START Records to process
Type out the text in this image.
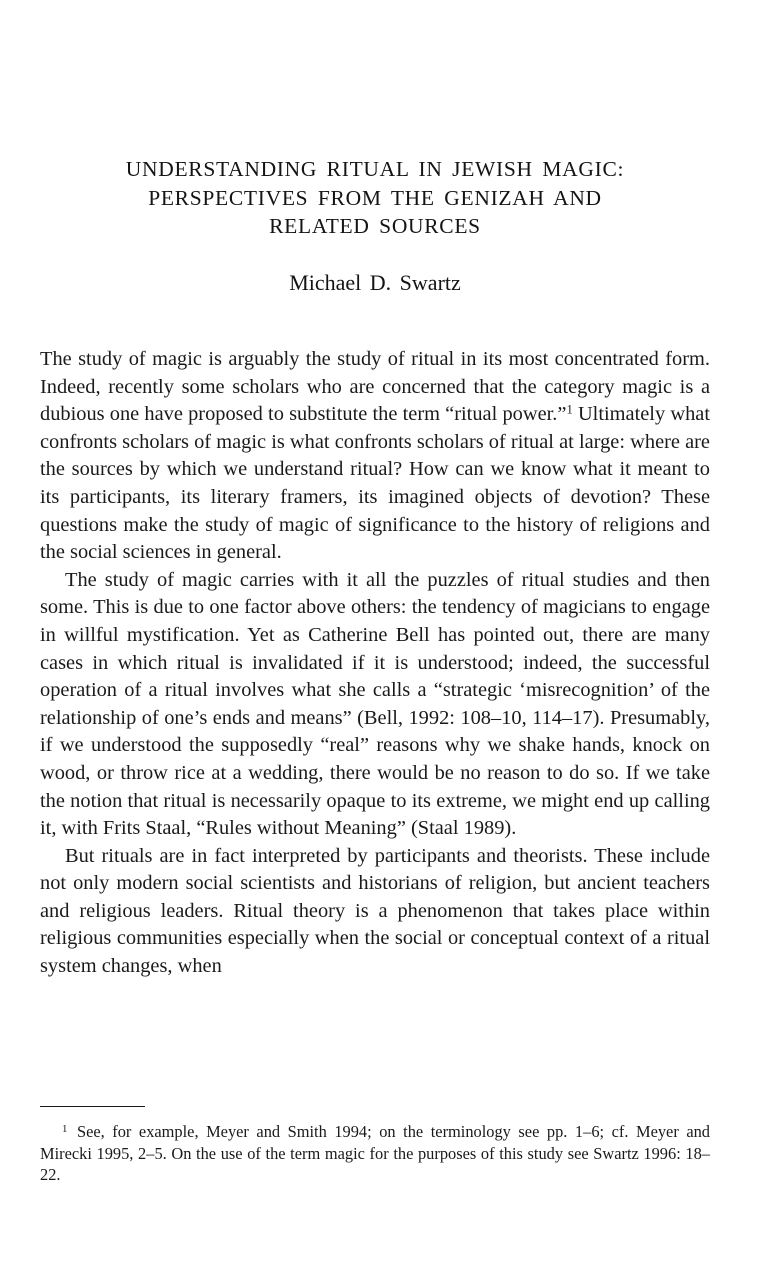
UNDERSTANDING RITUAL IN JEWISH MAGIC:
PERSPECTIVES FROM THE GENIZAH AND
RELATED SOURCES
Michael D. Swartz

The study of magic is arguably the study of ritual in its most concentrated form. Indeed, recently some scholars who are concerned that the category magic is a dubious one have proposed to substitute the term “ritual power.”$^1$ Ultimately what confronts scholars of magic is what confronts scholars of ritual at large: where are the sources by which we understand ritual? How can we know what it meant to its participants, its literary framers, its imagined objects of devotion? These questions make the study of magic of significance to the history of religions and the social sciences in general.

The study of magic carries with it all the puzzles of ritual studies and then some. This is due to one factor above others: the tendency of magicians to engage in willful mystification. Yet as Catherine Bell has pointed out, there are many cases in which ritual is invalidated if it is understood; indeed, the successful operation of a ritual involves what she calls a “strategic ‘misrecognition’ of the relationship of one’s ends and means” (Bell, 1992: 108–10, 114–17). Presumably, if we understood the supposedly “real” reasons why we shake hands, knock on wood, or throw rice at a wedding, there would be no reason to do so. If we take the notion that ritual is necessarily opaque to its extreme, we might end up calling it, with Frits Staal, “Rules without Meaning” (Staal 1989).

But rituals are in fact interpreted by participants and theorists. These include not only modern social scientists and historians of religion, but ancient teachers and religious leaders. Ritual theory is a phenomenon that takes place within religious communities especially when the social or conceptual context of a ritual system changes, when

$^1$ See, for example, Meyer and Smith 1994; on the terminology see pp. 1–6; cf. Meyer and Mirecki 1995, 2–5. On the use of the term magic for the purposes of this study see Swartz 1996: 18–22.
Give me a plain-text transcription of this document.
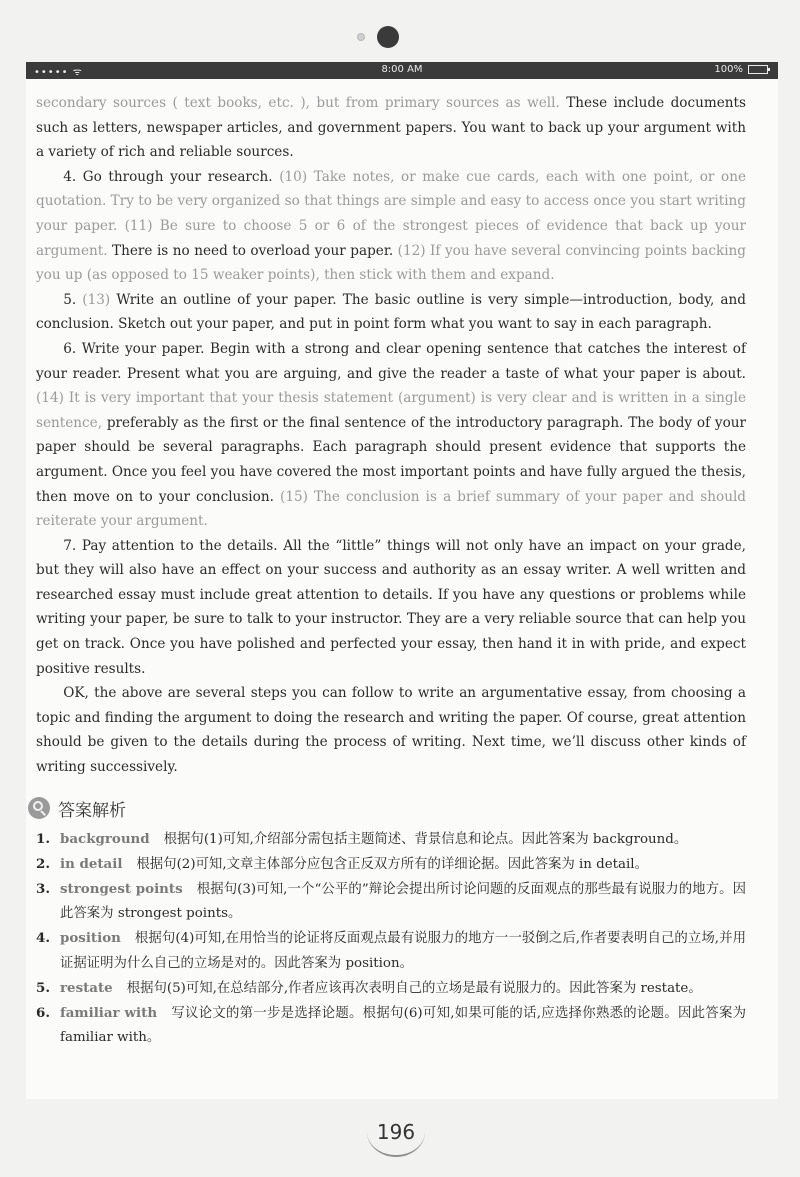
••••• ᯤ	8:00 AM	100%

secondary sources ( text books, etc. ), but from primary sources as well. These include documents such as letters, newspaper articles, and government papers. You want to back up your argument with a variety of rich and reliable sources.

4. Go through your research. (10) Take notes, or make cue cards, each with one point, or one quotation. Try to be very organized so that things are simple and easy to access once you start writing your paper. (11) Be sure to choose 5 or 6 of the strongest pieces of evidence that back up your argument. There is no need to overload your paper. (12) If you have several convincing points backing you up (as opposed to 15 weaker points), then stick with them and expand.

5. (13) Write an outline of your paper. The basic outline is very simple—introduction, body, and conclusion. Sketch out your paper, and put in point form what you want to say in each paragraph.

6. Write your paper. Begin with a strong and clear opening sentence that catches the interest of your reader. Present what you are arguing, and give the reader a taste of what your paper is about. (14) It is very important that your thesis statement (argument) is very clear and is written in a single sentence, preferably as the first or the final sentence of the introductory paragraph. The body of your paper should be several paragraphs. Each paragraph should present evidence that supports the argument. Once you feel you have covered the most important points and have fully argued the thesis, then move on to your conclusion. (15) The conclusion is a brief summary of your paper and should reiterate your argument.

7. Pay attention to the details. All the “little” things will not only have an impact on your grade, but they will also have an effect on your success and authority as an essay writer. A well written and researched essay must include great attention to details. If you have any questions or problems while writing your paper, be sure to talk to your instructor. They are a very reliable source that can help you get on track. Once you have polished and perfected your essay, then hand it in with pride, and expect positive results.

OK, the above are several steps you can follow to write an argumentative essay, from choosing a topic and finding the argument to doing the research and writing the paper. Of course, great attention should be given to the details during the process of writing. Next time, we’ll discuss other kinds of writing successively.

答案解析
1. background 根据句(1)可知,介绍部分需包括主题简述、背景信息和论点。因此答案为 background。
2. in detail 根据句(2)可知,文章主体部分应包含正反双方所有的详细论据。因此答案为 in detail。
3. strongest points 根据句(3)可知,一个“公平的”辩论会提出所讨论问题的反面观点的那些最有说服力的地方。因此答案为 strongest points。
4. position 根据句(4)可知,在用恰当的论证将反面观点最有说服力的地方一一驳倒之后,作者要表明自己的立场,并用证据证明为什么自己的立场是对的。因此答案为 position。
5. restate 根据句(5)可知,在总结部分,作者应该再次表明自己的立场是最有说服力的。因此答案为 restate。
6. familiar with 写议论文的第一步是选择论题。根据句(6)可知,如果可能的话,应选择你熟悉的论题。因此答案为 familiar with。
196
END Records to process
Task statement: Without the pictures, extract every entry verbatim.

Result of this task:
Type out the text in this image.
UNDERSTANDING RITUAL IN JEWISH MAGIC:
PERSPECTIVES FROM THE GENIZAH AND
RELATED SOURCES
Michael D. Swartz

The study of magic is arguably the study of ritual in its most concentrated form. Indeed, recently some scholars who are concerned that the category magic is a dubious one have proposed to substitute the term “ritual power.”$^1$ Ultimately what confronts scholars of magic is what confronts scholars of ritual at large: where are the sources by which we understand ritual? How can we know what it meant to its participants, its literary framers, its imagined objects of devotion? These questions make the study of magic of significance to the history of religions and the social sciences in general.

The study of magic carries with it all the puzzles of ritual studies and then some. This is due to one factor above others: the tendency of magicians to engage in willful mystification. Yet as Catherine Bell has pointed out, there are many cases in which ritual is invalidated if it is understood; indeed, the successful operation of a ritual involves what she calls a “strategic ‘misrecognition’ of the relationship of one’s ends and means” (Bell, 1992: 108–10, 114–17). Presumably, if we understood the supposedly “real” reasons why we shake hands, knock on wood, or throw rice at a wedding, there would be no reason to do so. If we take the notion that ritual is necessarily opaque to its extreme, we might end up calling it, with Frits Staal, “Rules without Meaning” (Staal 1989).

But rituals are in fact interpreted by participants and theorists. These include not only modern social scientists and historians of religion, but ancient teachers and religious leaders. Ritual theory is a phenomenon that takes place within religious communities especially when the social or conceptual context of a ritual system changes, when

$^1$ See, for example, Meyer and Smith 1994; on the terminology see pp. 1–6; cf. Meyer and Mirecki 1995, 2–5. On the use of the term magic for the purposes of this study see Swartz 1996: 18–22.
Give me a plain-text transcription of this document.
••••• ᯤ	8:00 AM	100%

secondary sources ( text books, etc. ), but from primary sources as well. These include documents such as letters, newspaper articles, and government papers. You want to back up your argument with a variety of rich and reliable sources.

4. Go through your research. (10) Take notes, or make cue cards, each with one point, or one quotation. Try to be very organized so that things are simple and easy to access once you start writing your paper. (11) Be sure to choose 5 or 6 of the strongest pieces of evidence that back up your argument. There is no need to overload your paper. (12) If you have several convincing points backing you up (as opposed to 15 weaker points), then stick with them and expand.

5. (13) Write an outline of your paper. The basic outline is very simple—introduction, body, and conclusion. Sketch out your paper, and put in point form what you want to say in each paragraph.

6. Write your paper. Begin with a strong and clear opening sentence that catches the interest of your reader. Present what you are arguing, and give the reader a taste of what your paper is about. (14) It is very important that your thesis statement (argument) is very clear and is written in a single sentence, preferably as the first or the final sentence of the introductory paragraph. The body of your paper should be several paragraphs. Each paragraph should present evidence that supports the argument. Once you feel you have covered the most important points and have fully argued the thesis, then move on to your conclusion. (15) The conclusion is a brief summary of your paper and should reiterate your argument.

7. Pay attention to the details. All the “little” things will not only have an impact on your grade, but they will also have an effect on your success and authority as an essay writer. A well written and researched essay must include great attention to details. If you have any questions or problems while writing your paper, be sure to talk to your instructor. They are a very reliable source that can help you get on track. Once you have polished and perfected your essay, then hand it in with pride, and expect positive results.

OK, the above are several steps you can follow to write an argumentative essay, from choosing a topic and finding the argument to doing the research and writing the paper. Of course, great attention should be given to the details during the process of writing. Next time, we’ll discuss other kinds of writing successively.

答案解析
1. background 根据句(1)可知,介绍部分需包括主题简述、背景信息和论点。因此答案为 background。
2. in detail 根据句(2)可知,文章主体部分应包含正反双方所有的详细论据。因此答案为 in detail。
3. strongest points 根据句(3)可知,一个“公平的”辩论会提出所讨论问题的反面观点的那些最有说服力的地方。因此答案为 strongest points。
4. position 根据句(4)可知,在用恰当的论证将反面观点最有说服力的地方一一驳倒之后,作者要表明自己的立场,并用证据证明为什么自己的立场是对的。因此答案为 position。
5. restate 根据句(5)可知,在总结部分,作者应该再次表明自己的立场是最有说服力的。因此答案为 restate。
6. familiar with 写议论文的第一步是选择论题。根据句(6)可知,如果可能的话,应选择你熟悉的论题。因此答案为 familiar with。
196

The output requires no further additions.